* [What the task asks]: Locate the string "coding" in the records below. Copy every line where it occurs.

[Data records]
>> Start
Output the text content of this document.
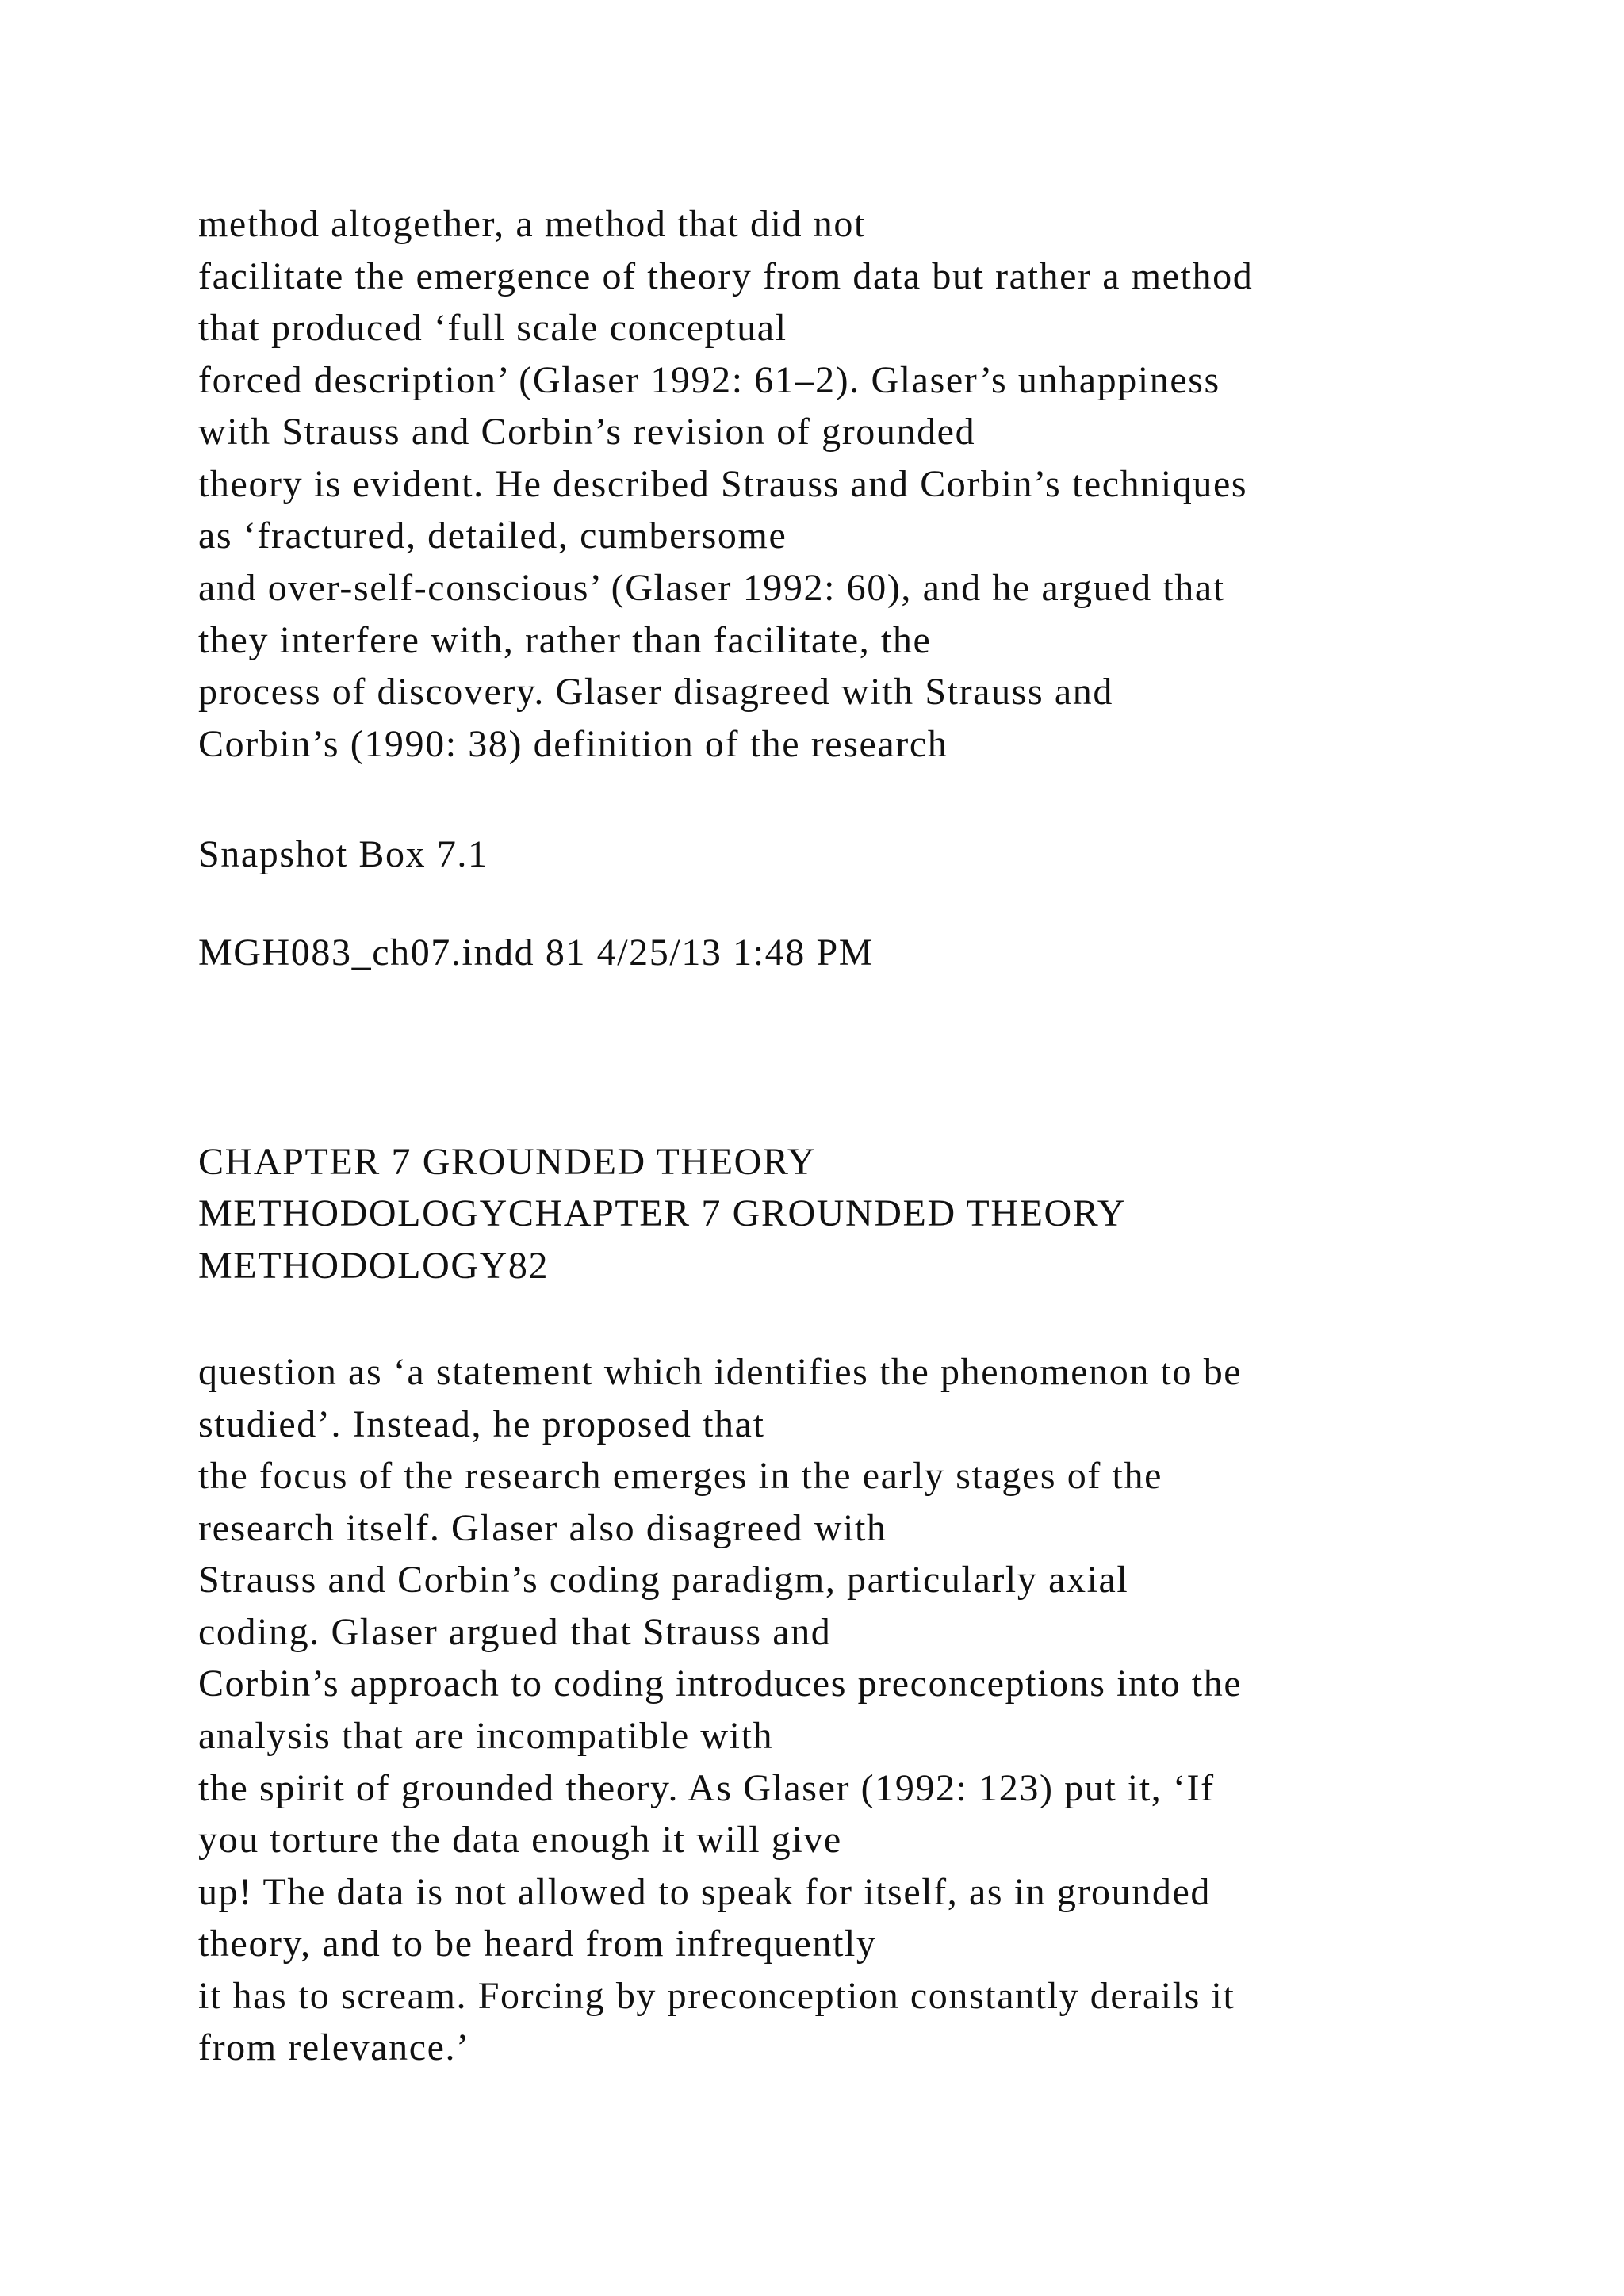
method altogether, a method that did not

facilitate the emergence of theory from data but rather a method

that produced ‘full scale conceptual

forced description’ (Glaser 1992: 61–2). Glaser’s unhappiness

with Strauss and Corbin’s revision of grounded

theory is evident. He described Strauss and Corbin’s techniques

as ‘fractured, detailed, cumbersome

and over-self-conscious’ (Glaser 1992: 60), and he argued that

they interfere with, rather than facilitate, the

process of discovery. Glaser disagreed with Strauss and

Corbin’s (1990: 38) definition of the research

Snapshot Box 7.1

MGH083_ch07.indd 81 4/25/13 1:48 PM

CHAPTER 7 GROUNDED THEORY

METHODOLOGYCHAPTER 7 GROUNDED THEORY

METHODOLOGY82

question as ‘a statement which identifies the phenomenon to be

studied’. Instead, he proposed that

the focus of the research emerges in the early stages of the

research itself. Glaser also disagreed with

Strauss and Corbin’s coding paradigm, particularly axial

coding. Glaser argued that Strauss and

Corbin’s approach to coding introduces preconceptions into the

analysis that are incompatible with

the spirit of grounded theory. As Glaser (1992: 123) put it, ‘If

you torture the data enough it will give

up! The data is not allowed to speak for itself, as in grounded

theory, and to be heard from infrequently

it has to scream. Forcing by preconception constantly derails it

from relevance.’
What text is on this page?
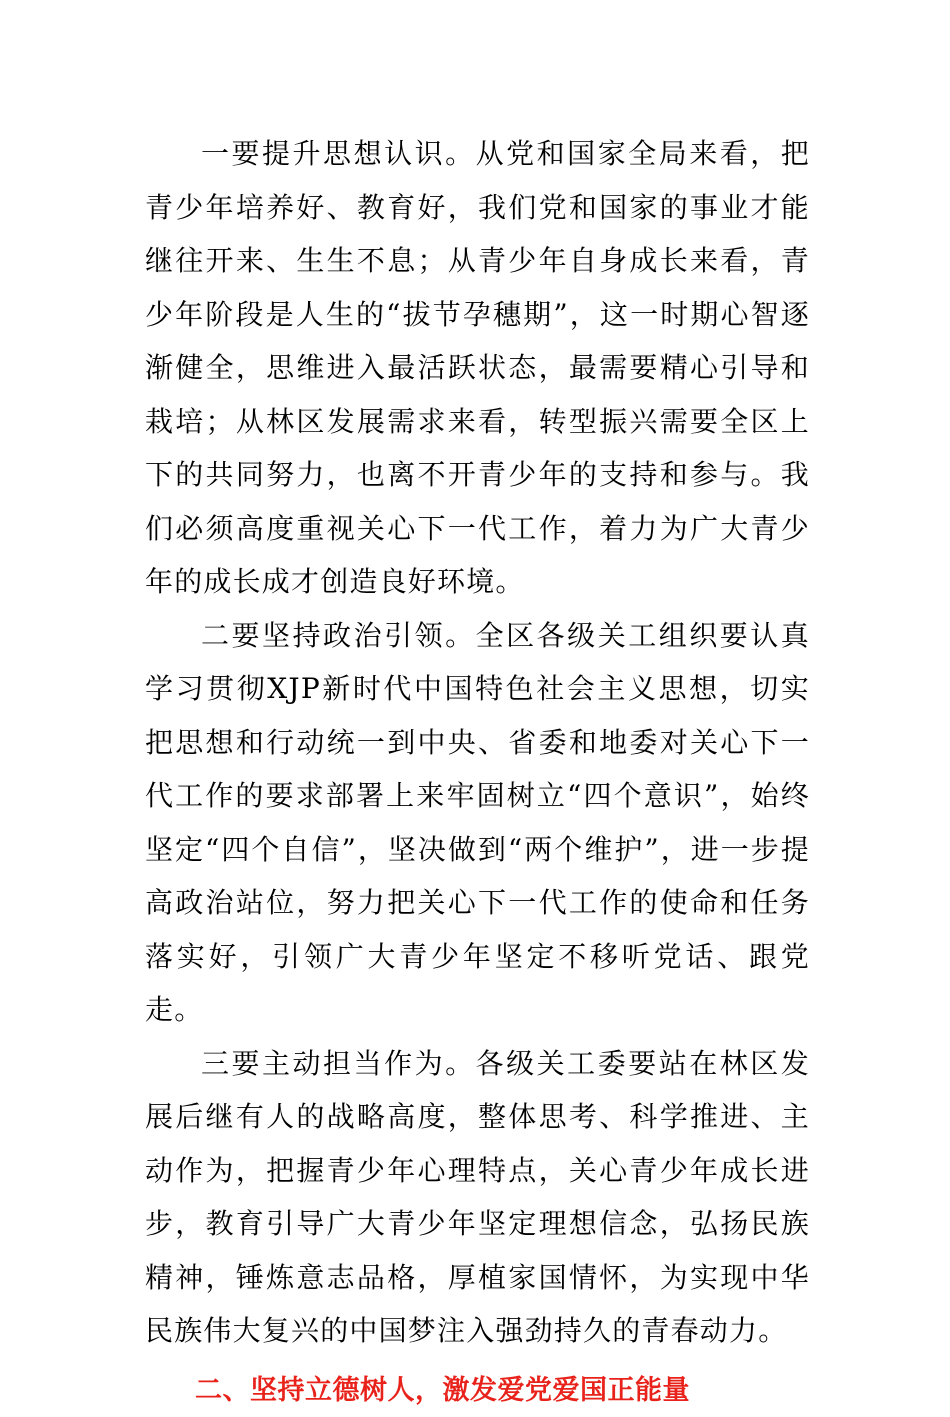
一要提升思想认识。从党和国家全局来看，把青少年培养好、教育好，我们党和国家的事业才能继往开来、生生不息；从青少年自身成长来看，青少年阶段是人生的“拔节孕穗期”，这一时期心智逐渐健全，思维进入最活跃状态，最需要精心引导和栽培；从林区发展需求来看，转型振兴需要全区上下的共同努力，也离不开青少年的支持和参与。我们必须高度重视关心下一代工作，着力为广大青少年的成长成才创造良好环境。

二要坚持政治引领。全区各级关工组织要认真学习贯彻XJP新时代中国特色社会主义思想，切实把思想和行动统一到中央、省委和地委对关心下一代工作的要求部署上来牢固树立“四个意识”，始终坚定“四个自信”，坚决做到“两个维护”，进一步提高政治站位，努力把关心下一代工作的使命和任务落实好，引领广大青少年坚定不移听党话、跟党走。

三要主动担当作为。各级关工委要站在林区发展后继有人的战略高度，整体思考、科学推进、主动作为，把握青少年心理特点，关心青少年成长进步，教育引导广大青少年坚定理想信念，弘扬民族精神，锤炼意志品格，厚植家国情怀，为实现中华民族伟大复兴的中国梦注入强劲持久的青春动力。

二、坚持立德树人，激发爱党爱国正能量
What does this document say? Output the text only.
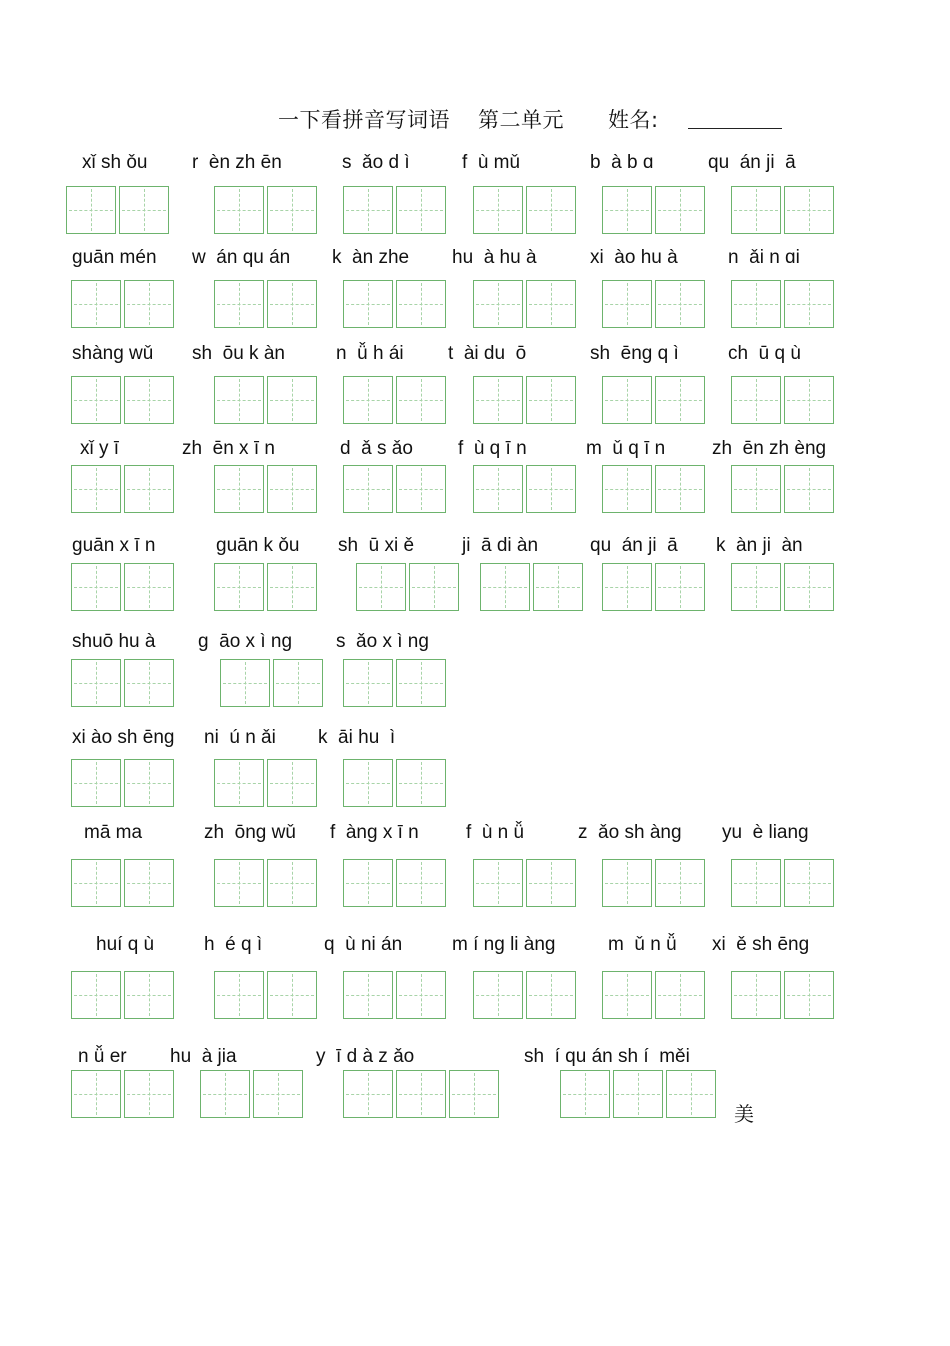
一下看拼音写词语 第二单元 姓名:
xǐ sh ǒu r  èn zh ēn	s  ǎo d ì	f  ù mǔ	b  à b ɑ	qu  án ji  ā
guān mén w  án qu án k  àn zhe hu  à hu à	xi  ào hu à	n  ǎi n ɑi
shàng wǔ sh  ōu k àn	n  ǚ h ái t  ài du  ō	sh  ēng q ì	ch  ū q ù
xǐ y ī	zh  ēn x ī n	d  ǎ s ǎo f  ù q ī n	m  ǔ q ī n zh  ēn zh èng
guān x ī n	guān k ǒu sh  ū xi ě	ji  ā di àn	qu  án ji  ā k  àn ji  àn
shuō hu à g  āo x ì ng s  ǎo x ì ng
xi ào sh ēng ni  ú n ǎi k  āi hu  ì
mā ma	zh  ōng wǔ f  àng x ī n f  ù n ǚ	z  ǎo sh àng yu  è liang
huí q ù	h  é q ì	q  ù ni án	m í ng li àng	m  ǔ n ǚ xi  ě sh ēng
n ǚ er hu  à jia	y  ī d à z ǎo	sh  í qu án sh í  měi
美
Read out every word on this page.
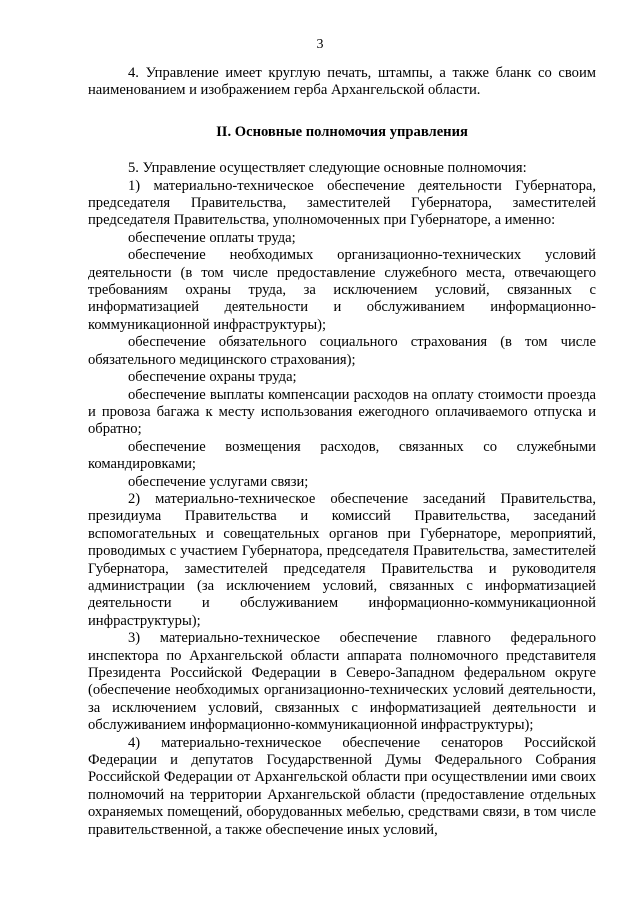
3

4. Управление имеет круглую печать, штампы, а также бланк со своим наименованием и изображением герба Архангельской области.

II. Основные полномочия управления

5. Управление осуществляет следующие основные полномочия:

1) материально-техническое обеспечение деятельности Губернатора, председателя Правительства, заместителей Губернатора, заместителей председателя Правительства, уполномоченных при Губернаторе, а именно:

обеспечение оплаты труда;

обеспечение необходимых организационно-технических условий деятельности (в том числе предоставление служебного места, отвечающего требованиям охраны труда, за исключением условий, связанных с информатизацией деятельности и обслуживанием информационно-коммуникационной инфраструктуры);

обеспечение обязательного социального страхования (в том числе обязательного медицинского страхования);

обеспечение охраны труда;

обеспечение выплаты компенсации расходов на оплату стоимости проезда и провоза багажа к месту использования ежегодного оплачиваемого отпуска и обратно;

обеспечение возмещения расходов, связанных со служебными командировками;

обеспечение услугами связи;

2) материально-техническое обеспечение заседаний Правительства, президиума Правительства и комиссий Правительства, заседаний вспомогательных и совещательных органов при Губернаторе, мероприятий, проводимых с участием Губернатора, председателя Правительства, заместителей Губернатора, заместителей председателя Правительства и руководителя администрации (за исключением условий, связанных с информатизацией деятельности и обслуживанием информационно-коммуникационной инфраструктуры);

3) материально-техническое обеспечение главного федерального инспектора по Архангельской области аппарата полномочного представителя Президента Российской Федерации в Северо-Западном федеральном округе (обеспечение необходимых организационно-технических условий деятельности, за исключением условий, связанных с информатизацией деятельности и обслуживанием информационно-коммуникационной инфраструктуры);

4) материально-техническое обеспечение сенаторов Российской Федерации и депутатов Государственной Думы Федерального Собрания Российской Федерации от Архангельской области при осуществлении ими своих полномочий на территории Архангельской области (предоставление отдельных охраняемых помещений, оборудованных мебелью, средствами связи, в том числе правительственной, а также обеспечение иных условий,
>> End
* [Response to this exercise]:
Strauss and Corbin’s coding paradigm, particularly axial
coding. Glaser argued that Strauss and
Corbin’s approach to coding introduces preconceptions into the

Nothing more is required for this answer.